Wherever a line holds the word "JSON", copy that line out.

□ □ □ □ □

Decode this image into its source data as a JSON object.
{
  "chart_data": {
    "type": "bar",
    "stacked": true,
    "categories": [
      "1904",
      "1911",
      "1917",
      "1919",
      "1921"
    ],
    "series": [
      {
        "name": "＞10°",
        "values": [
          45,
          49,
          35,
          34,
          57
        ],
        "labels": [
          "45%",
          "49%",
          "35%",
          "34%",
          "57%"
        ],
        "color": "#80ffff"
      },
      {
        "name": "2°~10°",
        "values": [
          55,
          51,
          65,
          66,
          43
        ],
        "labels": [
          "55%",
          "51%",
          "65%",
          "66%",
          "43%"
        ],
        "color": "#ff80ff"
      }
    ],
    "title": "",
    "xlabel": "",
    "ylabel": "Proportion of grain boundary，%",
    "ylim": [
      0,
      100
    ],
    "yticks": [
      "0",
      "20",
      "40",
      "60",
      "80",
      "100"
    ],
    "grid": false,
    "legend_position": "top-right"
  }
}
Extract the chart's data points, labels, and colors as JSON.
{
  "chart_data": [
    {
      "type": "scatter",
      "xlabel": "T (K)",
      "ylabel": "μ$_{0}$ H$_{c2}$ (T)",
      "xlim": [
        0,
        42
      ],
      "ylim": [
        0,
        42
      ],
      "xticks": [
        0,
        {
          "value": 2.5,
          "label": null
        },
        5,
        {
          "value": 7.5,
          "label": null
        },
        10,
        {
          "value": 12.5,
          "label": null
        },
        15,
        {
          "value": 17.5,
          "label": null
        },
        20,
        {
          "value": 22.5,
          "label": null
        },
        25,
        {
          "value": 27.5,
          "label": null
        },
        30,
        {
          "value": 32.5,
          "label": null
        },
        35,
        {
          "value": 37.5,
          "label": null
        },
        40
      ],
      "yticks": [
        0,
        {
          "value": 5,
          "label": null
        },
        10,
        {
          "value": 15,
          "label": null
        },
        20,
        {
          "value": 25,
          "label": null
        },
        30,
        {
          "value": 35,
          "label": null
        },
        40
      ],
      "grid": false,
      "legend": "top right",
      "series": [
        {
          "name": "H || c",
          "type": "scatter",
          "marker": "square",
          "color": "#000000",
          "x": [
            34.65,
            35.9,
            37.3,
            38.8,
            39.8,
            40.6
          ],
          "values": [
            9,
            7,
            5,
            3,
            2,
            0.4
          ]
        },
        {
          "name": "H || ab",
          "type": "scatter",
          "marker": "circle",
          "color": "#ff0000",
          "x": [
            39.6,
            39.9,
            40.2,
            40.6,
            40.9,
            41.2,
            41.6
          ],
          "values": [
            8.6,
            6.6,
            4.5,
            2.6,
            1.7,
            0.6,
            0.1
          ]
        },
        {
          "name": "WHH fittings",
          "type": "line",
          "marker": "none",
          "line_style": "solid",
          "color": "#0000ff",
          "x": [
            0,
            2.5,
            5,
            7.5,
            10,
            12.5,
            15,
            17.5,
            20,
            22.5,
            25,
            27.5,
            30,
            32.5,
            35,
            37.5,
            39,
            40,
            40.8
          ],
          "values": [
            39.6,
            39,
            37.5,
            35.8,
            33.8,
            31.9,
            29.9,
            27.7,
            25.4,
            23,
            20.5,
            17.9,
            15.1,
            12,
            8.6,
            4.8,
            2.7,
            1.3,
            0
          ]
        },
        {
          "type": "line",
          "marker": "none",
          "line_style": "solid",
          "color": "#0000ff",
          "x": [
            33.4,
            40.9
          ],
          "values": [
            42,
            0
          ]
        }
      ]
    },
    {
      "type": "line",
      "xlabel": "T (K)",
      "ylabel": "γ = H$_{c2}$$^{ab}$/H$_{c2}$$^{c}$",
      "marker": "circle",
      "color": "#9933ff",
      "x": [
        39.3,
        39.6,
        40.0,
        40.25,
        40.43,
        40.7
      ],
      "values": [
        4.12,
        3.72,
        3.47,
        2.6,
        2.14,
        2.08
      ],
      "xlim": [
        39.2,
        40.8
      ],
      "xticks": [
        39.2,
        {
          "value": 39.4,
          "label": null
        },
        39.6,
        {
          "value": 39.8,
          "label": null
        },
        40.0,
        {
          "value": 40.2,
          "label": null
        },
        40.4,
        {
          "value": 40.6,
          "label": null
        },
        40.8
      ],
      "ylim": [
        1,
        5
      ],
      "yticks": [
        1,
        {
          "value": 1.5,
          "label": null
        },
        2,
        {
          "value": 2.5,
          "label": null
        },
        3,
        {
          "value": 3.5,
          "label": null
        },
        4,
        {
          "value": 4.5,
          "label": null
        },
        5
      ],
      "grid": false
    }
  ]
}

□ □ □ □ □

#### [EXERCISE SOLUTION]
Decode this image into its source data as a JSON object.
Extract the chart's data points, labels, and colors as JSON.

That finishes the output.